### Problem statement
Restate the records below word for word, and omit the images they hold.

### Record set

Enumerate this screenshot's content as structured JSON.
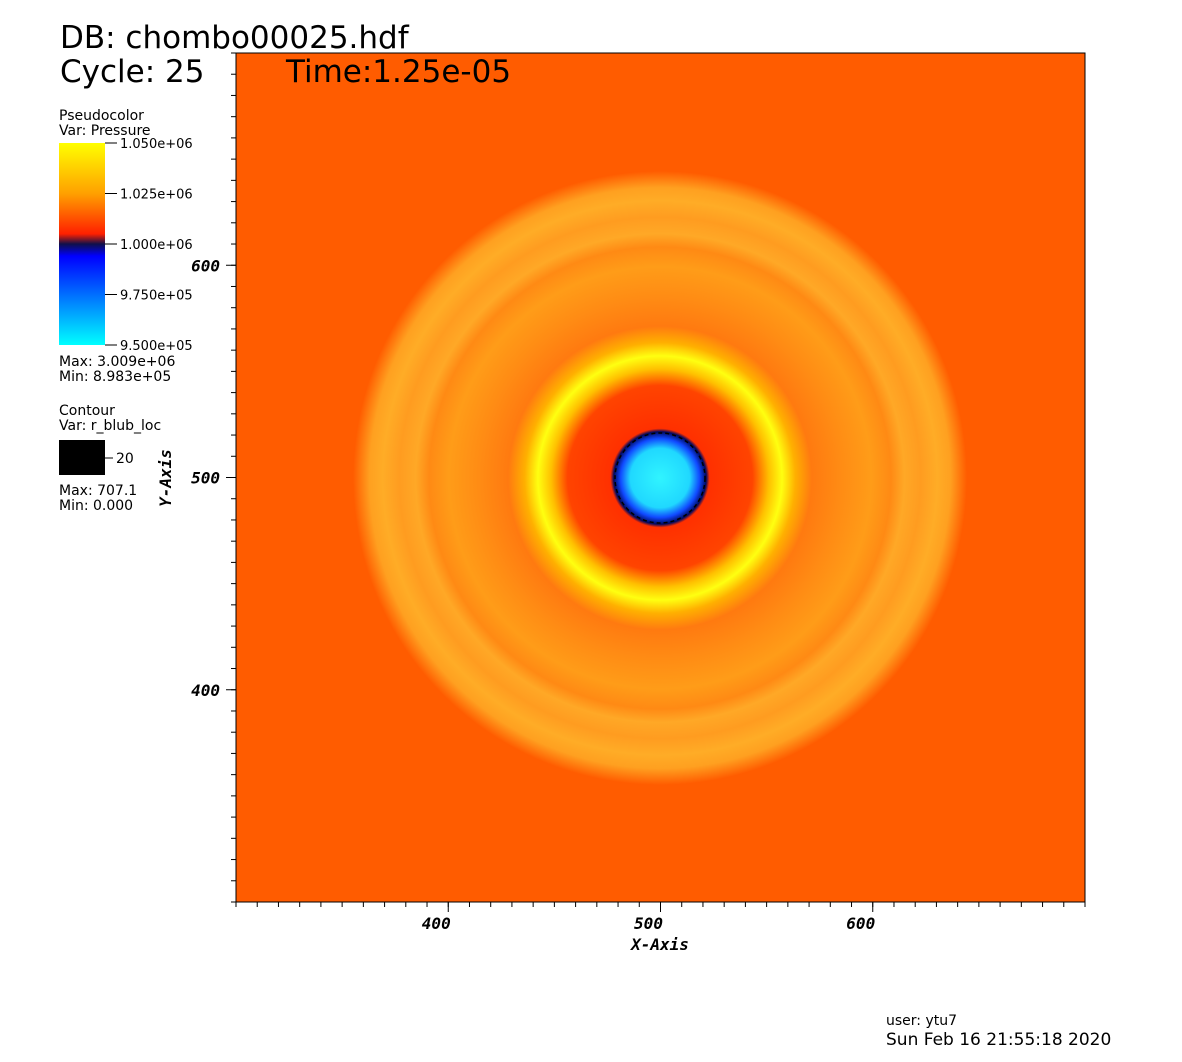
{
  "header": {
    "db": "DB: chombo00025.hdf",
    "cycle": "Cycle: 25",
    "time": "Time:1.25e-05"
  },
  "legend": {
    "pseudocolor": {
      "title": "Pseudocolor",
      "var": "Var: Pressure",
      "ticks": [
        {
          "value": 1050000,
          "label": "1.050e+06"
        },
        {
          "value": 1025000,
          "label": "1.025e+06"
        },
        {
          "value": 1000000,
          "label": "1.000e+06"
        },
        {
          "value": 975000,
          "label": "9.750e+05"
        },
        {
          "value": 950000,
          "label": "9.500e+05"
        }
      ],
      "max": "Max: 3.009e+06",
      "min": "Min: 8.983e+05"
    },
    "contour": {
      "title": "Contour",
      "var": "Var: r_blub_loc",
      "levels": [
        20
      ],
      "max": "Max: 707.1",
      "min": "Min: 0.000"
    }
  },
  "chart_data": {
    "type": "pseudocolor",
    "xlabel": "X-Axis",
    "ylabel": "Y-Axis",
    "xlim": [
      300,
      700
    ],
    "ylim": [
      300,
      700
    ],
    "xticks": [
      400,
      500,
      600
    ],
    "yticks": [
      400,
      500,
      600
    ]
  },
  "footer": {
    "user": "user: ytu7",
    "date": "Sun Feb 16 21:55:18 2020"
  }
}
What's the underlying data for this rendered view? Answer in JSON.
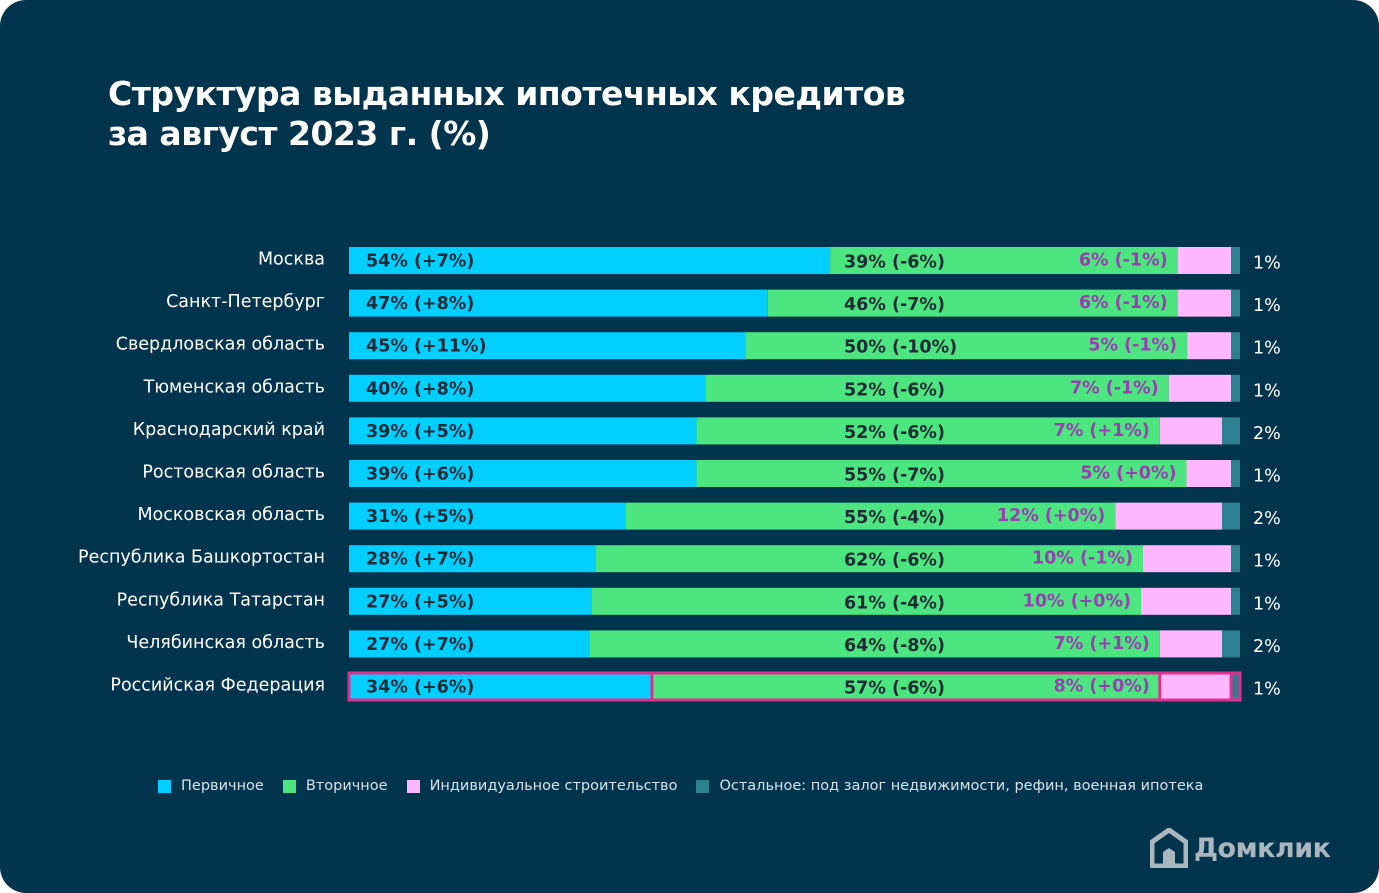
{
  "colors": {
    "background": "#03344d",
    "primary": "#00cfff",
    "secondary": "#4ce57f",
    "individual": "#ffb8ff",
    "other": "#2d7f92",
    "highlight": "#e0308f",
    "bar_label_dark": "#1e2a36",
    "bar_label_pink": "#9b3eb3"
  },
  "brand": {
    "name": "Домклик",
    "icon": "house-logo-icon"
  },
  "chart_data": {
    "type": "bar",
    "orientation": "horizontal",
    "stacked": true,
    "title": "Структура выданных ипотечных кредитов",
    "subtitle": "за август 2023 г. (%)",
    "xlim": [
      0,
      100
    ],
    "categories": [
      "Москва",
      "Санкт-Петербург",
      "Свердловская область",
      "Тюменская область",
      "Краснодарский край",
      "Ростовская область",
      "Московская область",
      "Республика Башкортостан",
      "Республика Татарстан",
      "Челябинская область",
      "Российская Федерация"
    ],
    "highlighted_category": "Российская Федерация",
    "series": [
      {
        "name": "Первичное",
        "values": [
          54,
          47,
          45,
          40,
          39,
          39,
          31,
          28,
          27,
          27,
          34
        ],
        "labels": [
          "54% (+7%)",
          "47% (+8%)",
          "45% (+11%)",
          "40% (+8%)",
          "39% (+5%)",
          "39% (+6%)",
          "31% (+5%)",
          "28% (+7%)",
          "27% (+5%)",
          "27% (+7%)",
          "34% (+6%)"
        ]
      },
      {
        "name": "Вторичное",
        "values": [
          39,
          46,
          50,
          52,
          52,
          55,
          55,
          62,
          61,
          64,
          57
        ],
        "labels": [
          "39% (-6%)",
          "46% (-7%)",
          "50% (-10%)",
          "52% (-6%)",
          "52% (-6%)",
          "55% (-7%)",
          "55% (-4%)",
          "62% (-6%)",
          "61% (-4%)",
          "64% (-8%)",
          "57% (-6%)"
        ]
      },
      {
        "name": "Индивидуальное строительство",
        "values": [
          6,
          6,
          5,
          7,
          7,
          5,
          12,
          10,
          10,
          7,
          8
        ],
        "labels": [
          "6% (-1%)",
          "6% (-1%)",
          "5% (-1%)",
          "7% (-1%)",
          "7% (+1%)",
          "5% (+0%)",
          "12% (+0%)",
          "10% (-1%)",
          "10% (+0%)",
          "7% (+1%)",
          "8% (+0%)"
        ]
      },
      {
        "name": "Остальное: под залог недвижимости, рефин, военная ипотека",
        "values": [
          1,
          1,
          1,
          1,
          2,
          1,
          2,
          1,
          1,
          2,
          1
        ],
        "labels": [
          "1%",
          "1%",
          "1%",
          "1%",
          "2%",
          "1%",
          "2%",
          "1%",
          "1%",
          "2%",
          "1%"
        ]
      }
    ],
    "legend_position": "bottom",
    "grid": false
  }
}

### Exercise result
Enumerate this screenshot's content as structured JSON.
{
  "header": {
    "db": "DB: chombo00025.hdf",
    "cycle": "Cycle: 25",
    "time": "Time:1.25e-05"
  },
  "legend": {
    "pseudocolor": {
      "title": "Pseudocolor",
      "var": "Var: Pressure",
      "ticks": [
        {
          "value": 1050000,
          "label": "1.050e+06"
        },
        {
          "value": 1025000,
          "label": "1.025e+06"
        },
        {
          "value": 1000000,
          "label": "1.000e+06"
        },
        {
          "value": 975000,
          "label": "9.750e+05"
        },
        {
          "value": 950000,
          "label": "9.500e+05"
        }
      ],
      "max": "Max: 3.009e+06",
      "min": "Min: 8.983e+05"
    },
    "contour": {
      "title": "Contour",
      "var": "Var: r_blub_loc",
      "levels": [
        20
      ],
      "max": "Max: 707.1",
      "min": "Min: 0.000"
    }
  },
  "chart_data": {
    "type": "pseudocolor",
    "xlabel": "X-Axis",
    "ylabel": "Y-Axis",
    "xlim": [
      300,
      700
    ],
    "ylim": [
      300,
      700
    ],
    "xticks": [
      400,
      500,
      600
    ],
    "yticks": [
      400,
      500,
      600
    ]
  },
  "footer": {
    "user": "user: ytu7",
    "date": "Sun Feb 16 21:55:18 2020"
  }
}
What's the underlying data for this rendered view? Answer in JSON.
{
  "colors": {
    "background": "#03344d",
    "primary": "#00cfff",
    "secondary": "#4ce57f",
    "individual": "#ffb8ff",
    "other": "#2d7f92",
    "highlight": "#e0308f",
    "bar_label_dark": "#1e2a36",
    "bar_label_pink": "#9b3eb3"
  },
  "brand": {
    "name": "Домклик",
    "icon": "house-logo-icon"
  },
  "chart_data": {
    "type": "bar",
    "orientation": "horizontal",
    "stacked": true,
    "title": "Структура выданных ипотечных кредитов",
    "subtitle": "за август 2023 г. (%)",
    "xlim": [
      0,
      100
    ],
    "categories": [
      "Москва",
      "Санкт-Петербург",
      "Свердловская область",
      "Тюменская область",
      "Краснодарский край",
      "Ростовская область",
      "Московская область",
      "Республика Башкортостан",
      "Республика Татарстан",
      "Челябинская область",
      "Российская Федерация"
    ],
    "highlighted_category": "Российская Федерация",
    "series": [
      {
        "name": "Первичное",
        "values": [
          54,
          47,
          45,
          40,
          39,
          39,
          31,
          28,
          27,
          27,
          34
        ],
        "labels": [
          "54% (+7%)",
          "47% (+8%)",
          "45% (+11%)",
          "40% (+8%)",
          "39% (+5%)",
          "39% (+6%)",
          "31% (+5%)",
          "28% (+7%)",
          "27% (+5%)",
          "27% (+7%)",
          "34% (+6%)"
        ]
      },
      {
        "name": "Вторичное",
        "values": [
          39,
          46,
          50,
          52,
          52,
          55,
          55,
          62,
          61,
          64,
          57
        ],
        "labels": [
          "39% (-6%)",
          "46% (-7%)",
          "50% (-10%)",
          "52% (-6%)",
          "52% (-6%)",
          "55% (-7%)",
          "55% (-4%)",
          "62% (-6%)",
          "61% (-4%)",
          "64% (-8%)",
          "57% (-6%)"
        ]
      },
      {
        "name": "Индивидуальное строительство",
        "values": [
          6,
          6,
          5,
          7,
          7,
          5,
          12,
          10,
          10,
          7,
          8
        ],
        "labels": [
          "6% (-1%)",
          "6% (-1%)",
          "5% (-1%)",
          "7% (-1%)",
          "7% (+1%)",
          "5% (+0%)",
          "12% (+0%)",
          "10% (-1%)",
          "10% (+0%)",
          "7% (+1%)",
          "8% (+0%)"
        ]
      },
      {
        "name": "Остальное: под залог недвижимости, рефин, военная ипотека",
        "values": [
          1,
          1,
          1,
          1,
          2,
          1,
          2,
          1,
          1,
          2,
          1
        ],
        "labels": [
          "1%",
          "1%",
          "1%",
          "1%",
          "2%",
          "1%",
          "2%",
          "1%",
          "1%",
          "2%",
          "1%"
        ]
      }
    ],
    "legend_position": "bottom",
    "grid": false
  }
}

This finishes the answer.